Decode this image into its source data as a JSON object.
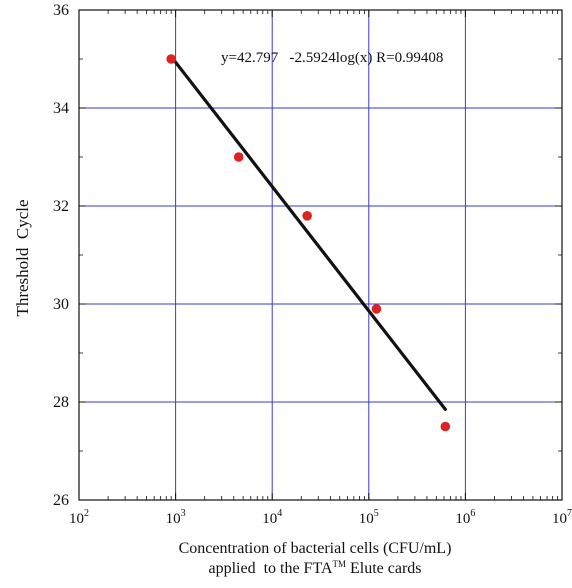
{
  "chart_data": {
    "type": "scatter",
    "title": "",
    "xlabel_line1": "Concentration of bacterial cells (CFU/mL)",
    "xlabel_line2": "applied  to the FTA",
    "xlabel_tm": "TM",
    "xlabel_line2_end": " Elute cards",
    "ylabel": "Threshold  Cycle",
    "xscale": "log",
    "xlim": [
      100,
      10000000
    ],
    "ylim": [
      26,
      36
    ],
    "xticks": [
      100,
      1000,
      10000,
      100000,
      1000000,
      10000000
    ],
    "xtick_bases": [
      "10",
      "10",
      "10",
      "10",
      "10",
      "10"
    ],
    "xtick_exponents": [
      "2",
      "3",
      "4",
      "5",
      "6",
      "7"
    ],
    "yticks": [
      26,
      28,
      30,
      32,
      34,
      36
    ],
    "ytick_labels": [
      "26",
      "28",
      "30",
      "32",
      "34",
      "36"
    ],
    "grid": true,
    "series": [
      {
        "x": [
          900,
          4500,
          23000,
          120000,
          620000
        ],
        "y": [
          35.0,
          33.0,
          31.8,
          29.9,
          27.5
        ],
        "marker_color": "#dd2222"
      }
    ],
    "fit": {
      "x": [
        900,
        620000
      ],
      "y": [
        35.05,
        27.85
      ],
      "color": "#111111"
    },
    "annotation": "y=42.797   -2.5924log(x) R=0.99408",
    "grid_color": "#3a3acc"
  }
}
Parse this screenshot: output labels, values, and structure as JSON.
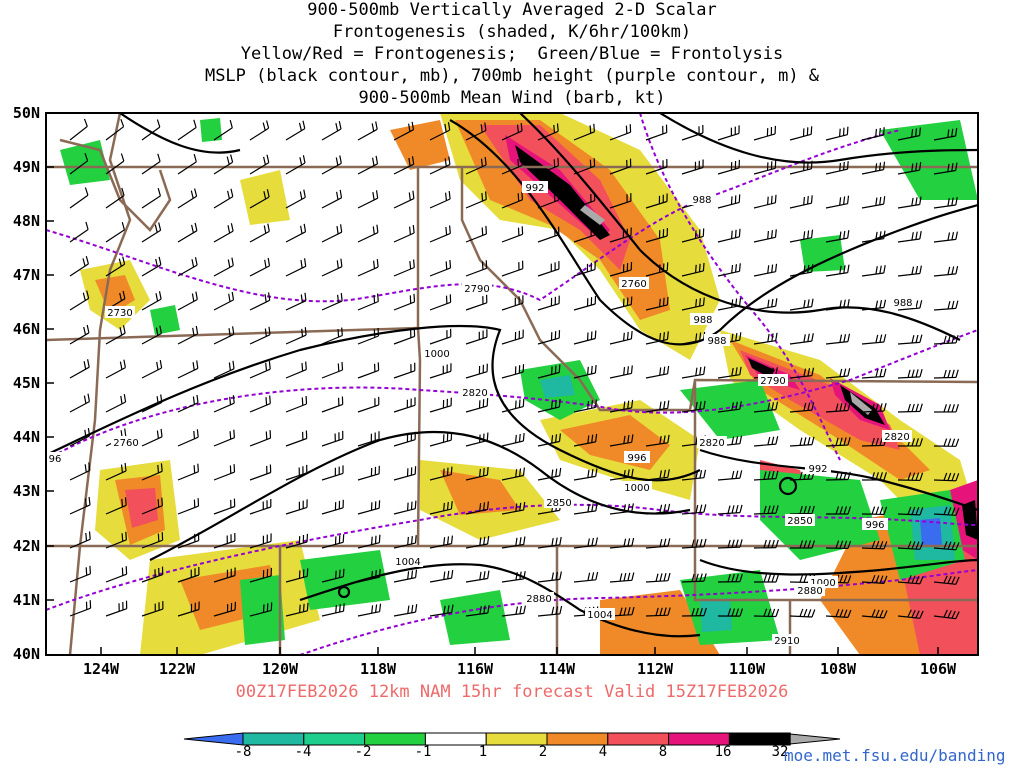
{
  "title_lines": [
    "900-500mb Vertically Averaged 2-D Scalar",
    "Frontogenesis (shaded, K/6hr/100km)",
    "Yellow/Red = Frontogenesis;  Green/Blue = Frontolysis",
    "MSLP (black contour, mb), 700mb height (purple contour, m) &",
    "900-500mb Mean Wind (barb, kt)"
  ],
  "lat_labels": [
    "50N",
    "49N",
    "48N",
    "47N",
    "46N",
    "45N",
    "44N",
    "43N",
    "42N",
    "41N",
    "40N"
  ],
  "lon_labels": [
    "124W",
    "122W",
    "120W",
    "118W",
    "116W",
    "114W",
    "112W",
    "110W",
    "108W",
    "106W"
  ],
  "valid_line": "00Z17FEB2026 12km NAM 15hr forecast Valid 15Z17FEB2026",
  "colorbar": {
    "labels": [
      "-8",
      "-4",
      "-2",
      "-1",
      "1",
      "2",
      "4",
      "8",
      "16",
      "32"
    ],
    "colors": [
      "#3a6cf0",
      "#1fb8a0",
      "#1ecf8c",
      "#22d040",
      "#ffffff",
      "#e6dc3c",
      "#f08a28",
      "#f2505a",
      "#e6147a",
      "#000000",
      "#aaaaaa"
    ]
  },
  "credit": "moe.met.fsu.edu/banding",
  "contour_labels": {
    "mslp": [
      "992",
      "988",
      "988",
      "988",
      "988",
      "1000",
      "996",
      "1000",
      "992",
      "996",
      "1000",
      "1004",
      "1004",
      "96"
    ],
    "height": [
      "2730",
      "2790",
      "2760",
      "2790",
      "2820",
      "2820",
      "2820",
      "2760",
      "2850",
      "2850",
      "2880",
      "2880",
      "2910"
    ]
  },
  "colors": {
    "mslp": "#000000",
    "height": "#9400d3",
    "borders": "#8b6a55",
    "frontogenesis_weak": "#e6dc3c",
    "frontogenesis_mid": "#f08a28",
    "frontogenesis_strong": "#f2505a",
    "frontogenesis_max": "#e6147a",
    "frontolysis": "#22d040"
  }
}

# Your task
The word to look for is "JSON"; copy out every line of the entries that holds it.

# Reply to the task
Decode this image into its source data as a JSON object.
Parse this screenshot: output labels, values, and structure as JSON.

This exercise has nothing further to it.